Your goal: Pictures are not part of the copy; repeat everything else in the records exactly.

** START OF Extracted records **

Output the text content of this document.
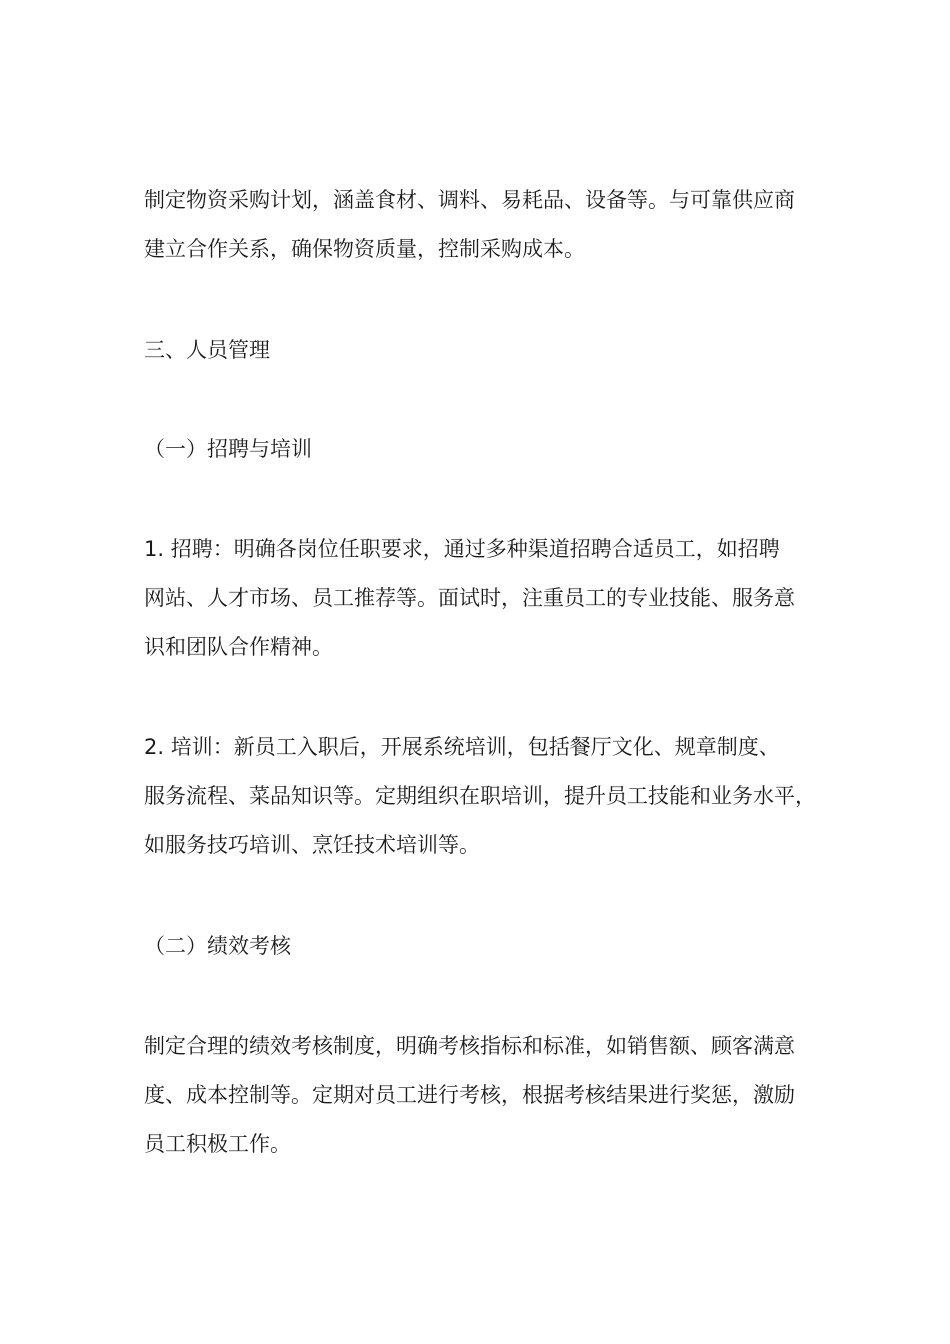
制定物资采购计划，涵盖食材、调料、易耗品、设备等。与可靠供应商
建立合作关系，确保物资质量，控制采购成本。

三、人员管理
（一）招聘与培训

1. 招聘：明确各岗位任职要求，通过多种渠道招聘合适员工，如招聘
网站、人才市场、员工推荐等。面试时，注重员工的专业技能、服务意
识和团队合作精神。

2. 培训：新员工入职后，开展系统培训，包括餐厅文化、规章制度、
服务流程、菜品知识等。定期组织在职培训，提升员工技能和业务水平，
如服务技巧培训、烹饪技术培训等。

（二）绩效考核

制定合理的绩效考核制度，明确考核指标和标准，如销售额、顾客满意
度、成本控制等。定期对员工进行考核，根据考核结果进行奖惩，激励
员工积极工作。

** END OF Extracted records **

Response to this exercise:
Output the text content of this document.
制定物资采购计划，涵盖食材、调料、易耗品、设备等。与可靠供应商
建立合作关系，确保物资质量，控制采购成本。

三、人员管理
（一）招聘与培训

1. 招聘：明确各岗位任职要求，通过多种渠道招聘合适员工，如招聘
网站、人才市场、员工推荐等。面试时，注重员工的专业技能、服务意
识和团队合作精神。

2. 培训：新员工入职后，开展系统培训，包括餐厅文化、规章制度、
服务流程、菜品知识等。定期组织在职培训，提升员工技能和业务水平，
如服务技巧培训、烹饪技术培训等。

（二）绩效考核

制定合理的绩效考核制度，明确考核指标和标准，如销售额、顾客满意
度、成本控制等。定期对员工进行考核，根据考核结果进行奖惩，激励
员工积极工作。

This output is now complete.